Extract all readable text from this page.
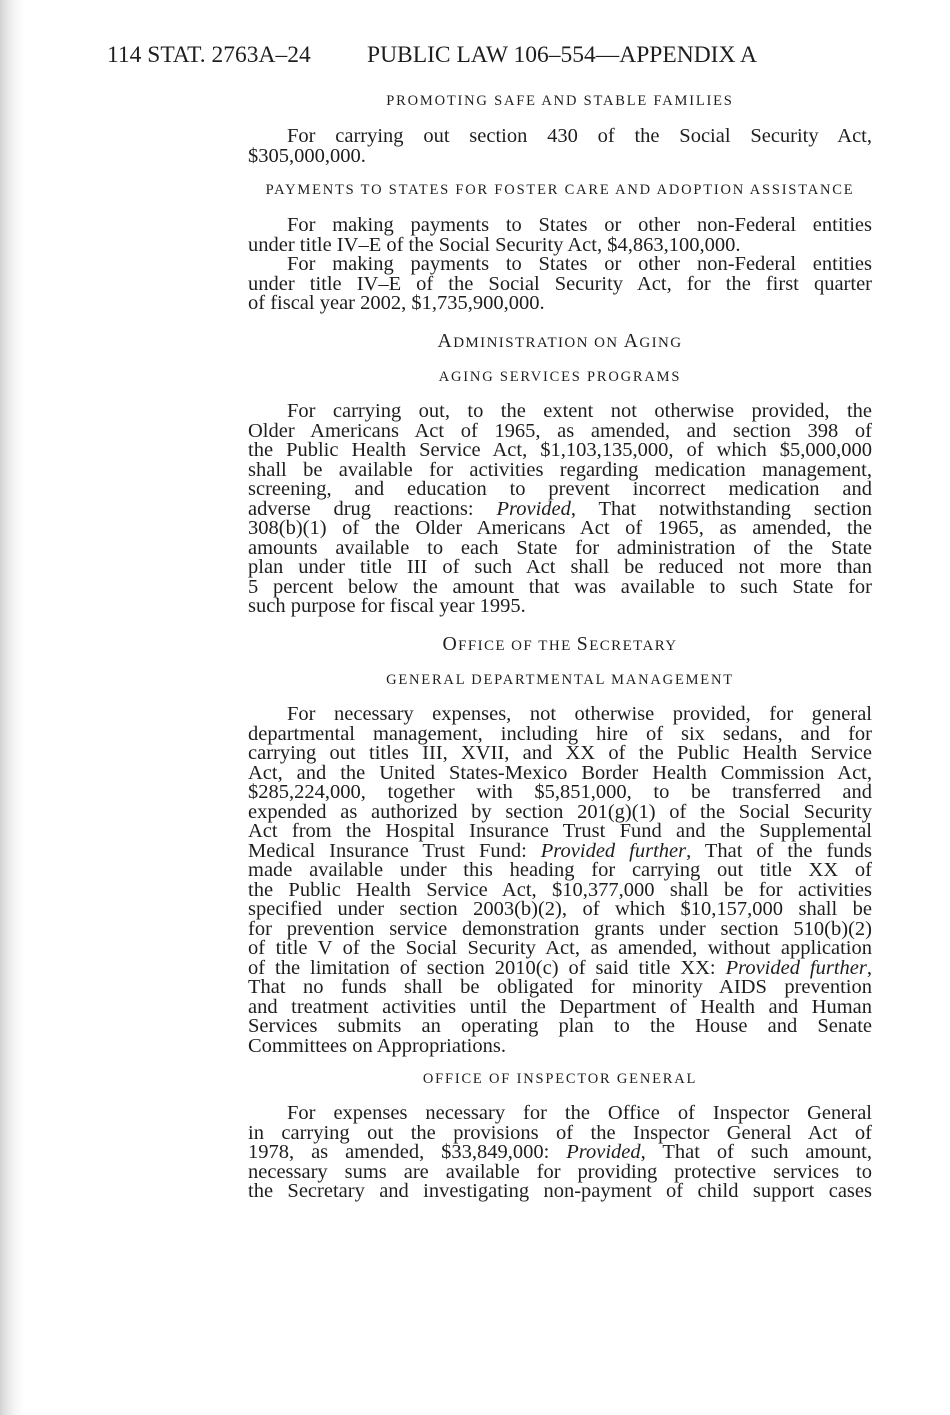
114 STAT. 2763A–24 PUBLIC LAW 106–554—APPENDIX A
PROMOTING SAFE AND STABLE FAMILIES
For carrying out section 430 of the Social Security Act,
$305,000,000.
PAYMENTS TO STATES FOR FOSTER CARE AND ADOPTION ASSISTANCE
For making payments to States or other non-Federal entities
under title IV–E of the Social Security Act, $4,863,100,000.
For making payments to States or other non-Federal entities
under title IV–E of the Social Security Act, for the first quarter
of fiscal year 2002, $1,735,900,000.
ADMINISTRATION ON AGING
AGING SERVICES PROGRAMS
For carrying out, to the extent not otherwise provided, the
Older Americans Act of 1965, as amended, and section 398 of
the Public Health Service Act, $1,103,135,000, of which $5,000,000
shall be available for activities regarding medication management,
screening, and education to prevent incorrect medication and
adverse drug reactions: Provided, That notwithstanding section
308(b)(1) of the Older Americans Act of 1965, as amended, the
amounts available to each State for administration of the State
plan under title III of such Act shall be reduced not more than
5 percent below the amount that was available to such State for
such purpose for fiscal year 1995.
OFFICE OF THE SECRETARY
GENERAL DEPARTMENTAL MANAGEMENT
For necessary expenses, not otherwise provided, for general
departmental management, including hire of six sedans, and for
carrying out titles III, XVII, and XX of the Public Health Service
Act, and the United States-Mexico Border Health Commission Act,
$285,224,000, together with $5,851,000, to be transferred and
expended as authorized by section 201(g)(1) of the Social Security
Act from the Hospital Insurance Trust Fund and the Supplemental
Medical Insurance Trust Fund: Provided further, That of the funds
made available under this heading for carrying out title XX of
the Public Health Service Act, $10,377,000 shall be for activities
specified under section 2003(b)(2), of which $10,157,000 shall be
for prevention service demonstration grants under section 510(b)(2)
of title V of the Social Security Act, as amended, without application
of the limitation of section 2010(c) of said title XX: Provided further,
That no funds shall be obligated for minority AIDS prevention
and treatment activities until the Department of Health and Human
Services submits an operating plan to the House and Senate
Committees on Appropriations.
OFFICE OF INSPECTOR GENERAL
For expenses necessary for the Office of Inspector General
in carrying out the provisions of the Inspector General Act of
1978, as amended, $33,849,000: Provided, That of such amount,
necessary sums are available for providing protective services to
the Secretary and investigating non-payment of child support cases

◆ Task prompt ◆
Each entry shown above must be quoted exactly, with its pictures left out.

◆ Written solution ◆
Extract all readable text from this page.
114 STAT. 2763A–24 PUBLIC LAW 106–554—APPENDIX A
PROMOTING SAFE AND STABLE FAMILIES
For carrying out section 430 of the Social Security Act,
$305,000,000.
PAYMENTS TO STATES FOR FOSTER CARE AND ADOPTION ASSISTANCE
For making payments to States or other non-Federal entities
under title IV–E of the Social Security Act, $4,863,100,000.
For making payments to States or other non-Federal entities
under title IV–E of the Social Security Act, for the first quarter
of fiscal year 2002, $1,735,900,000.
ADMINISTRATION ON AGING
AGING SERVICES PROGRAMS
For carrying out, to the extent not otherwise provided, the
Older Americans Act of 1965, as amended, and section 398 of
the Public Health Service Act, $1,103,135,000, of which $5,000,000
shall be available for activities regarding medication management,
screening, and education to prevent incorrect medication and
adverse drug reactions: Provided, That notwithstanding section
308(b)(1) of the Older Americans Act of 1965, as amended, the
amounts available to each State for administration of the State
plan under title III of such Act shall be reduced not more than
5 percent below the amount that was available to such State for
such purpose for fiscal year 1995.
OFFICE OF THE SECRETARY
GENERAL DEPARTMENTAL MANAGEMENT
For necessary expenses, not otherwise provided, for general
departmental management, including hire of six sedans, and for
carrying out titles III, XVII, and XX of the Public Health Service
Act, and the United States-Mexico Border Health Commission Act,
$285,224,000, together with $5,851,000, to be transferred and
expended as authorized by section 201(g)(1) of the Social Security
Act from the Hospital Insurance Trust Fund and the Supplemental
Medical Insurance Trust Fund: Provided further, That of the funds
made available under this heading for carrying out title XX of
the Public Health Service Act, $10,377,000 shall be for activities
specified under section 2003(b)(2), of which $10,157,000 shall be
for prevention service demonstration grants under section 510(b)(2)
of title V of the Social Security Act, as amended, without application
of the limitation of section 2010(c) of said title XX: Provided further,
That no funds shall be obligated for minority AIDS prevention
and treatment activities until the Department of Health and Human
Services submits an operating plan to the House and Senate
Committees on Appropriations.
OFFICE OF INSPECTOR GENERAL
For expenses necessary for the Office of Inspector General
in carrying out the provisions of the Inspector General Act of
1978, as amended, $33,849,000: Provided, That of such amount,
necessary sums are available for providing protective services to
the Secretary and investigating non-payment of child support cases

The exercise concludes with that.